- _STATED GOAL_
Please transcribe the data below exactly. Leave the pictures out.

- _Dataset rows about figures_
====================

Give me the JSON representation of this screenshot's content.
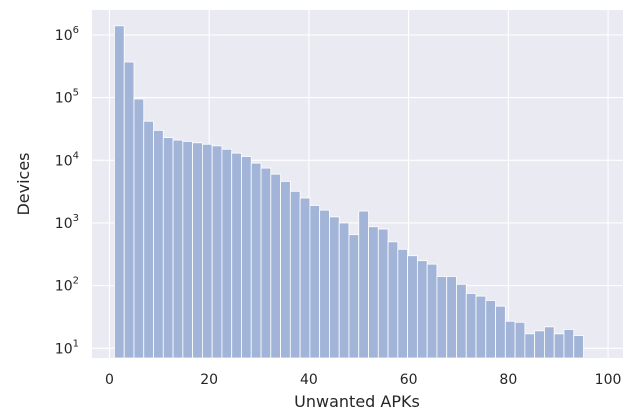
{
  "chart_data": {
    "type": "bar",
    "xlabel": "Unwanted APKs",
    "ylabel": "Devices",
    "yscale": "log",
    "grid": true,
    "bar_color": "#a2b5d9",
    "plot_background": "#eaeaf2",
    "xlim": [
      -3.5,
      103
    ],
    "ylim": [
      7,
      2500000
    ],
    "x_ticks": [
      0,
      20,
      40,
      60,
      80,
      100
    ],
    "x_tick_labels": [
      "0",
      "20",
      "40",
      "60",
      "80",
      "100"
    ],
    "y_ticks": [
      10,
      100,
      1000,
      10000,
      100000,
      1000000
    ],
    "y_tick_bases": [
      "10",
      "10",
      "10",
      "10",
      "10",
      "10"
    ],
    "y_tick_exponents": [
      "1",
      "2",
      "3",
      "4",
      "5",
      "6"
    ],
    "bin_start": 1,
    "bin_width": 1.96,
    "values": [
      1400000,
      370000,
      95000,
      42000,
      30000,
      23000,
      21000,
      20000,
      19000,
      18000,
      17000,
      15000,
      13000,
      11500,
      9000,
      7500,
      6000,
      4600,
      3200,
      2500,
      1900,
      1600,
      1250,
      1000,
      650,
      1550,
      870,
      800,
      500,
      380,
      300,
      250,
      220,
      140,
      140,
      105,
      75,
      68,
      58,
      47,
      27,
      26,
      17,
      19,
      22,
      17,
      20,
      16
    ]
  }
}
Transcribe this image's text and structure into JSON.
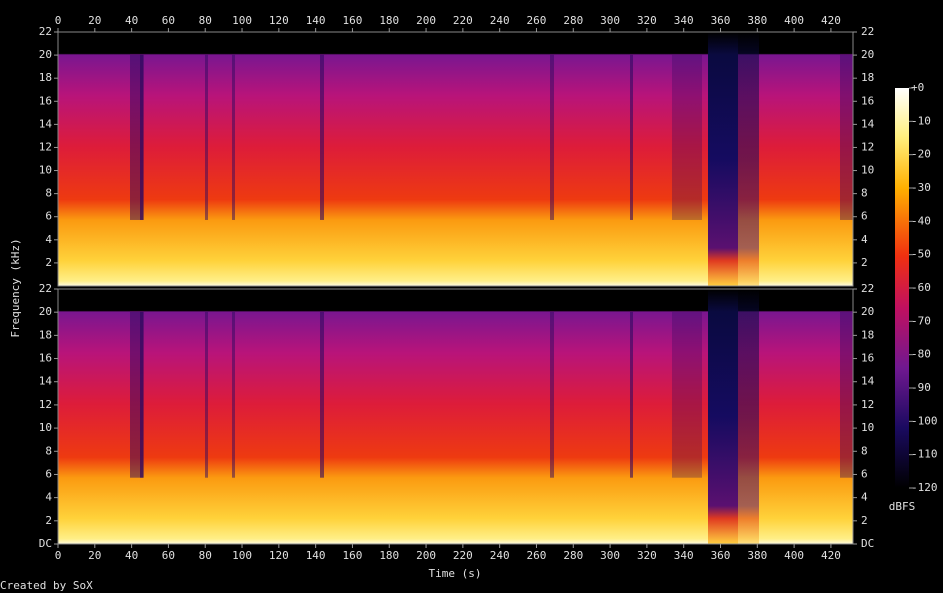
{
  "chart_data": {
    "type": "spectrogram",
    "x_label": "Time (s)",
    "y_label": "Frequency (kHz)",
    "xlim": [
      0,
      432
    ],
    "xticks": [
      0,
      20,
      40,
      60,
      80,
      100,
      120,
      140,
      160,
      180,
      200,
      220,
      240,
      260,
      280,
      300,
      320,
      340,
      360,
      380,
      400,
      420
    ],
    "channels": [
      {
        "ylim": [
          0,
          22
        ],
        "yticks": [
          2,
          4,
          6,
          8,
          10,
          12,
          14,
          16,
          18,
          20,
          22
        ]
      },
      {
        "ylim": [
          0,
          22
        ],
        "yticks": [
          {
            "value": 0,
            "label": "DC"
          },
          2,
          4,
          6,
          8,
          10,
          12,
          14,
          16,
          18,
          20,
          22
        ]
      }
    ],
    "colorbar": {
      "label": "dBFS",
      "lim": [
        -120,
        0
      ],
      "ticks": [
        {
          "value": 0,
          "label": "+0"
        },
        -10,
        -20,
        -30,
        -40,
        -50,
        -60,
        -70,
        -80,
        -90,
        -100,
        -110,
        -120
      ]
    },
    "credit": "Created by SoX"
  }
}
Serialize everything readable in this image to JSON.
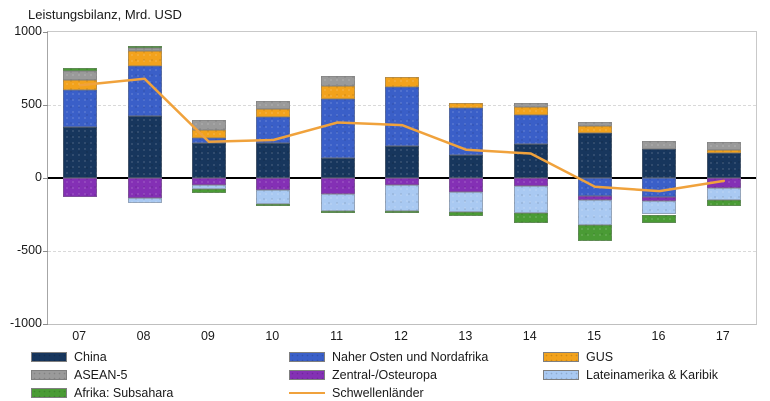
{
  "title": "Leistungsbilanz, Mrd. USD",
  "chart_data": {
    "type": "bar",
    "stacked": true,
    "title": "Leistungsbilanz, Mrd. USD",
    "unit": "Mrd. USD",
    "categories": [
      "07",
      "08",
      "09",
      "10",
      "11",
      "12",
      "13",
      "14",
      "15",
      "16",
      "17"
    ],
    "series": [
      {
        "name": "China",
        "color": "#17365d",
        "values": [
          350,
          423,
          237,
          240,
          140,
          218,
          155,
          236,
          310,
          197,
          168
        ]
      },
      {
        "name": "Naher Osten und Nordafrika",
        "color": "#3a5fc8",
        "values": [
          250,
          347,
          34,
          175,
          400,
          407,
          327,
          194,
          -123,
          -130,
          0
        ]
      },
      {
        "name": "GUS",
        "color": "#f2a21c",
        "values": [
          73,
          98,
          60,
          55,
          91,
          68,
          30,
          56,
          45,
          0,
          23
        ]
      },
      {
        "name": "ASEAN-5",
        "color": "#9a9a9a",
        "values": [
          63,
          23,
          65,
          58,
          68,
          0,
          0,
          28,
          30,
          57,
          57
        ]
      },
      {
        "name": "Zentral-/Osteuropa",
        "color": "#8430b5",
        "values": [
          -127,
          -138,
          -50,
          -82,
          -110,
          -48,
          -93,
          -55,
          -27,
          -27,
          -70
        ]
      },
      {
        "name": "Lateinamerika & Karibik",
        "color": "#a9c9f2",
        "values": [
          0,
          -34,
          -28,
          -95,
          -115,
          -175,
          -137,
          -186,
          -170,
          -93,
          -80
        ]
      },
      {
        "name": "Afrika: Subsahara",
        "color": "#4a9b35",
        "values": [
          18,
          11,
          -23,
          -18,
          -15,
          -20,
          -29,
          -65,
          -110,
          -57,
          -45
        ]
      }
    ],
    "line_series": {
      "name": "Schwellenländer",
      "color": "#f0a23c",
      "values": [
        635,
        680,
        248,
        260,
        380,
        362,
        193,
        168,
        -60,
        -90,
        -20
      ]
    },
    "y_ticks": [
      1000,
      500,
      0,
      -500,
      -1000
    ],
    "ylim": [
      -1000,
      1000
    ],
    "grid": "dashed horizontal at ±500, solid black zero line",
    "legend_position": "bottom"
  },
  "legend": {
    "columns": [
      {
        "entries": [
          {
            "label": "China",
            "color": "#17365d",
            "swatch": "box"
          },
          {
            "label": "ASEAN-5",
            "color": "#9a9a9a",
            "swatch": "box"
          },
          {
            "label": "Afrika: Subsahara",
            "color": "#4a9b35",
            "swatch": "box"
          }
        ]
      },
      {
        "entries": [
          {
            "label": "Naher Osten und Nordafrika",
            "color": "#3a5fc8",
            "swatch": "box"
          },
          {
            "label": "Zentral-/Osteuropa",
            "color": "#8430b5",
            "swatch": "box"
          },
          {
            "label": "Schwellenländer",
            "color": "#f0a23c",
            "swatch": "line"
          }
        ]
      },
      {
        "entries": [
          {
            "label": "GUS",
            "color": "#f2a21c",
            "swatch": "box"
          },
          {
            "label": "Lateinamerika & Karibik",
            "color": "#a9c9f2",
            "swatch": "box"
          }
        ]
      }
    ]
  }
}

====================

- _TASK OUTPUT_
Give me the JSON representation of this screenshot's content.
{
  "chart_data": {
    "type": "bar",
    "xlabel": "Unwanted APKs",
    "ylabel": "Devices",
    "yscale": "log",
    "grid": true,
    "bar_color": "#a2b5d9",
    "plot_background": "#eaeaf2",
    "xlim": [
      -3.5,
      103
    ],
    "ylim": [
      7,
      2500000
    ],
    "x_ticks": [
      0,
      20,
      40,
      60,
      80,
      100
    ],
    "x_tick_labels": [
      "0",
      "20",
      "40",
      "60",
      "80",
      "100"
    ],
    "y_ticks": [
      10,
      100,
      1000,
      10000,
      100000,
      1000000
    ],
    "y_tick_bases": [
      "10",
      "10",
      "10",
      "10",
      "10",
      "10"
    ],
    "y_tick_exponents": [
      "1",
      "2",
      "3",
      "4",
      "5",
      "6"
    ],
    "bin_start": 1,
    "bin_width": 1.96,
    "values": [
      1400000,
      370000,
      95000,
      42000,
      30000,
      23000,
      21000,
      20000,
      19000,
      18000,
      17000,
      15000,
      13000,
      11500,
      9000,
      7500,
      6000,
      4600,
      3200,
      2500,
      1900,
      1600,
      1250,
      1000,
      650,
      1550,
      870,
      800,
      500,
      380,
      300,
      250,
      220,
      140,
      140,
      105,
      75,
      68,
      58,
      47,
      27,
      26,
      17,
      19,
      22,
      17,
      20,
      16
    ]
  }
}
Transcribe this image's text and structure into JSON.
{
  "chart_data": {
    "type": "spectrogram",
    "x_label": "Time (s)",
    "y_label": "Frequency (kHz)",
    "xlim": [
      0,
      432
    ],
    "xticks": [
      0,
      20,
      40,
      60,
      80,
      100,
      120,
      140,
      160,
      180,
      200,
      220,
      240,
      260,
      280,
      300,
      320,
      340,
      360,
      380,
      400,
      420
    ],
    "channels": [
      {
        "ylim": [
          0,
          22
        ],
        "yticks": [
          2,
          4,
          6,
          8,
          10,
          12,
          14,
          16,
          18,
          20,
          22
        ]
      },
      {
        "ylim": [
          0,
          22
        ],
        "yticks": [
          {
            "value": 0,
            "label": "DC"
          },
          2,
          4,
          6,
          8,
          10,
          12,
          14,
          16,
          18,
          20,
          22
        ]
      }
    ],
    "colorbar": {
      "label": "dBFS",
      "lim": [
        -120,
        0
      ],
      "ticks": [
        {
          "value": 0,
          "label": "+0"
        },
        -10,
        -20,
        -30,
        -40,
        -50,
        -60,
        -70,
        -80,
        -90,
        -100,
        -110,
        -120
      ]
    },
    "credit": "Created by SoX"
  }
}
Serialize everything readable in this image to JSON.
{
  "title": "Leistungsbilanz, Mrd. USD",
  "chart_data": {
    "type": "bar",
    "stacked": true,
    "title": "Leistungsbilanz, Mrd. USD",
    "unit": "Mrd. USD",
    "categories": [
      "07",
      "08",
      "09",
      "10",
      "11",
      "12",
      "13",
      "14",
      "15",
      "16",
      "17"
    ],
    "series": [
      {
        "name": "China",
        "color": "#17365d",
        "values": [
          350,
          423,
          237,
          240,
          140,
          218,
          155,
          236,
          310,
          197,
          168
        ]
      },
      {
        "name": "Naher Osten und Nordafrika",
        "color": "#3a5fc8",
        "values": [
          250,
          347,
          34,
          175,
          400,
          407,
          327,
          194,
          -123,
          -130,
          0
        ]
      },
      {
        "name": "GUS",
        "color": "#f2a21c",
        "values": [
          73,
          98,
          60,
          55,
          91,
          68,
          30,
          56,
          45,
          0,
          23
        ]
      },
      {
        "name": "ASEAN-5",
        "color": "#9a9a9a",
        "values": [
          63,
          23,
          65,
          58,
          68,
          0,
          0,
          28,
          30,
          57,
          57
        ]
      },
      {
        "name": "Zentral-/Osteuropa",
        "color": "#8430b5",
        "values": [
          -127,
          -138,
          -50,
          -82,
          -110,
          -48,
          -93,
          -55,
          -27,
          -27,
          -70
        ]
      },
      {
        "name": "Lateinamerika & Karibik",
        "color": "#a9c9f2",
        "values": [
          0,
          -34,
          -28,
          -95,
          -115,
          -175,
          -137,
          -186,
          -170,
          -93,
          -80
        ]
      },
      {
        "name": "Afrika: Subsahara",
        "color": "#4a9b35",
        "values": [
          18,
          11,
          -23,
          -18,
          -15,
          -20,
          -29,
          -65,
          -110,
          -57,
          -45
        ]
      }
    ],
    "line_series": {
      "name": "Schwellenländer",
      "color": "#f0a23c",
      "values": [
        635,
        680,
        248,
        260,
        380,
        362,
        193,
        168,
        -60,
        -90,
        -20
      ]
    },
    "y_ticks": [
      1000,
      500,
      0,
      -500,
      -1000
    ],
    "ylim": [
      -1000,
      1000
    ],
    "grid": "dashed horizontal at ±500, solid black zero line",
    "legend_position": "bottom"
  },
  "legend": {
    "columns": [
      {
        "entries": [
          {
            "label": "China",
            "color": "#17365d",
            "swatch": "box"
          },
          {
            "label": "ASEAN-5",
            "color": "#9a9a9a",
            "swatch": "box"
          },
          {
            "label": "Afrika: Subsahara",
            "color": "#4a9b35",
            "swatch": "box"
          }
        ]
      },
      {
        "entries": [
          {
            "label": "Naher Osten und Nordafrika",
            "color": "#3a5fc8",
            "swatch": "box"
          },
          {
            "label": "Zentral-/Osteuropa",
            "color": "#8430b5",
            "swatch": "box"
          },
          {
            "label": "Schwellenländer",
            "color": "#f0a23c",
            "swatch": "line"
          }
        ]
      },
      {
        "entries": [
          {
            "label": "GUS",
            "color": "#f2a21c",
            "swatch": "box"
          },
          {
            "label": "Lateinamerika & Karibik",
            "color": "#a9c9f2",
            "swatch": "box"
          }
        ]
      }
    ]
  }
}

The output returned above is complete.